## To be done:
Copy everything from the line containing "brace-timestamp (619, 203, 1292, 288)" down to the line containing "field-cell[interactable]: End Time (861, 308, 1050, 428)", including both of those lines, without changing anything.

## Layout coordinate data:

-*-*-

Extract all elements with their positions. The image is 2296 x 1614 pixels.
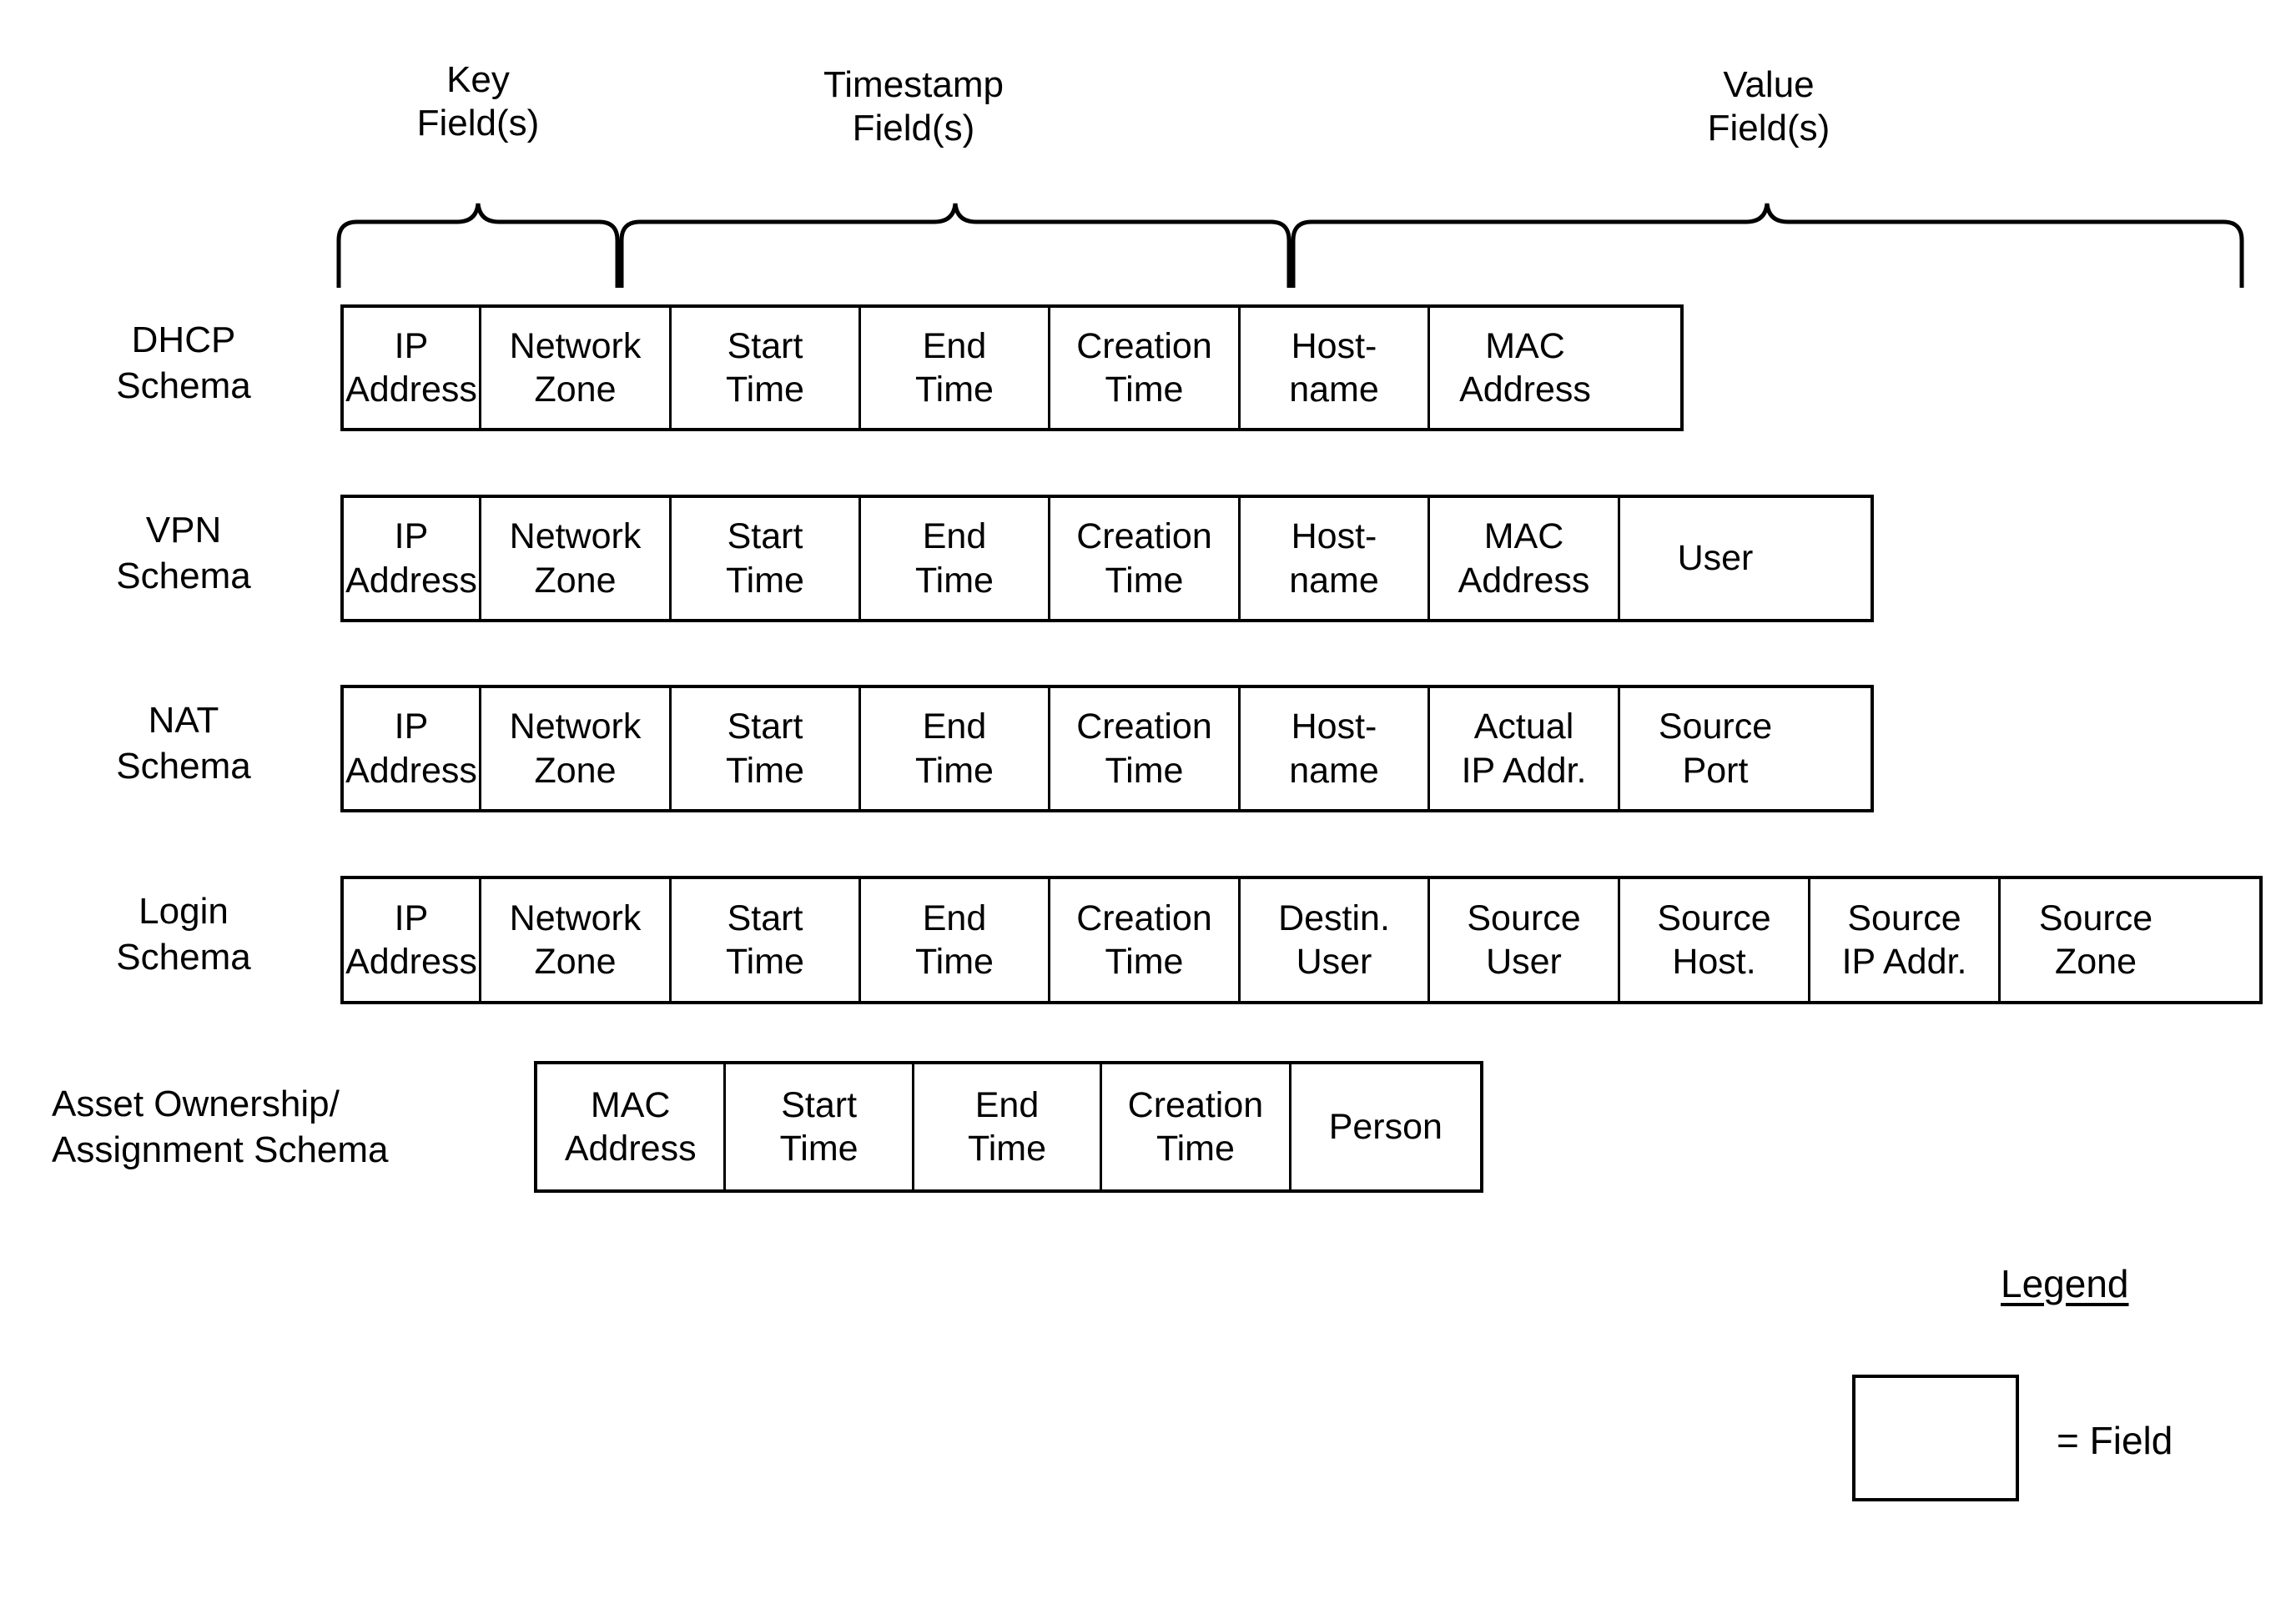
brace-timestamp (619, 203, 1292, 288)
field-cell[interactable]: MAC Address (537, 1064, 727, 1189)
schema-label-dhcp: DHCP Schema (116, 319, 251, 406)
field-cell[interactable]: Network Zone (481, 688, 672, 809)
field-cell[interactable]: Start Time (672, 498, 861, 619)
field-cell[interactable]: End Time (861, 308, 1050, 428)
field-cell[interactable]: User (1620, 498, 1810, 619)
legend-title: Legend (2001, 1262, 2129, 1305)
schema-row-asset-ownership: MAC Address Start Time End Time Creation… (534, 1061, 1483, 1193)
field-cell[interactable]: Creation Time (1050, 308, 1241, 428)
field-cell[interactable]: IP Address (344, 498, 481, 619)
field-cell[interactable]: End Time (861, 688, 1050, 809)
field-cell[interactable]: End Time (861, 879, 1050, 1001)
field-cell[interactable]: IP Address (344, 879, 481, 1001)
field-cell[interactable]: Source Zone (2001, 879, 2191, 1001)
field-cell[interactable]: Host- name (1241, 688, 1430, 809)
schema-label-login: Login Schema (116, 891, 251, 978)
schema-row-dhcp: IP Address Network Zone Start Time End T… (340, 304, 1684, 431)
schema-row-login: IP Address Network Zone Start Time End T… (340, 876, 2263, 1004)
field-cell[interactable]: IP Address (344, 308, 481, 428)
field-cell[interactable]: Creation Time (1050, 498, 1241, 619)
field-cell[interactable]: MAC Address (1430, 308, 1620, 428)
field-cell[interactable]: End Time (914, 1064, 1103, 1189)
field-cell[interactable]: Person (1292, 1064, 1480, 1189)
schema-row-vpn: IP Address Network Zone Start Time End T… (340, 495, 1874, 622)
group-label-timestamp: Timestamp Field(s) (823, 64, 1004, 149)
field-cell[interactable]: MAC Address (1430, 498, 1620, 619)
field-cell[interactable]: Start Time (672, 879, 861, 1001)
group-label-key: Key Field(s) (416, 59, 540, 144)
field-cell[interactable]: Source Port (1620, 688, 1810, 809)
schema-label-asset-ownership: Asset Ownership/ Assignment Schema (52, 1084, 389, 1170)
schema-row-nat: IP Address Network Zone Start Time End T… (340, 685, 1874, 812)
field-cell[interactable]: Creation Time (1050, 879, 1241, 1001)
field-cell[interactable]: Destin. User (1241, 879, 1430, 1001)
field-cell[interactable]: Start Time (672, 308, 861, 428)
field-cell[interactable]: Network Zone (481, 498, 672, 619)
legend-field-swatch (1852, 1375, 2019, 1501)
field-cell[interactable]: Host- name (1241, 498, 1430, 619)
field-cell[interactable]: IP Address (344, 688, 481, 809)
field-cell[interactable]: Creation Time (1102, 1064, 1292, 1189)
field-cell[interactable]: End Time (861, 498, 1050, 619)
field-cell[interactable]: Actual IP Addr. (1430, 688, 1620, 809)
field-cell[interactable]: Host- name (1241, 308, 1430, 428)
field-cell[interactable]: Source Host. (1620, 879, 1810, 1001)
group-braces (336, 203, 2244, 288)
group-label-value: Value Field(s) (1707, 64, 1830, 149)
field-cell[interactable]: Source User (1430, 879, 1620, 1001)
field-cell[interactable]: Source IP Addr. (1810, 879, 2001, 1001)
diagram-canvas: Key Field(s) Timestamp Field(s) Value Fi… (0, 0, 2296, 1614)
legend-field-label: = Field (2057, 1419, 2173, 1462)
field-cell[interactable]: Start Time (672, 688, 861, 809)
schema-label-vpn: VPN Schema (116, 510, 251, 596)
field-cell[interactable]: Network Zone (481, 879, 672, 1001)
field-cell[interactable]: Start Time (726, 1064, 914, 1189)
brace-value (1291, 203, 2244, 288)
field-cell[interactable]: Network Zone (481, 308, 672, 428)
brace-key (336, 203, 620, 288)
schema-label-nat: NAT Schema (116, 700, 251, 787)
field-cell[interactable]: Creation Time (1050, 688, 1241, 809)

-*-*-

## Expected answer:
brace-timestamp (619, 203, 1292, 288)
field-cell[interactable]: MAC Address (537, 1064, 727, 1189)
schema-label-dhcp: DHCP Schema (116, 319, 251, 406)
field-cell[interactable]: Network Zone (481, 688, 672, 809)
field-cell[interactable]: Start Time (672, 498, 861, 619)
field-cell[interactable]: End Time (861, 308, 1050, 428)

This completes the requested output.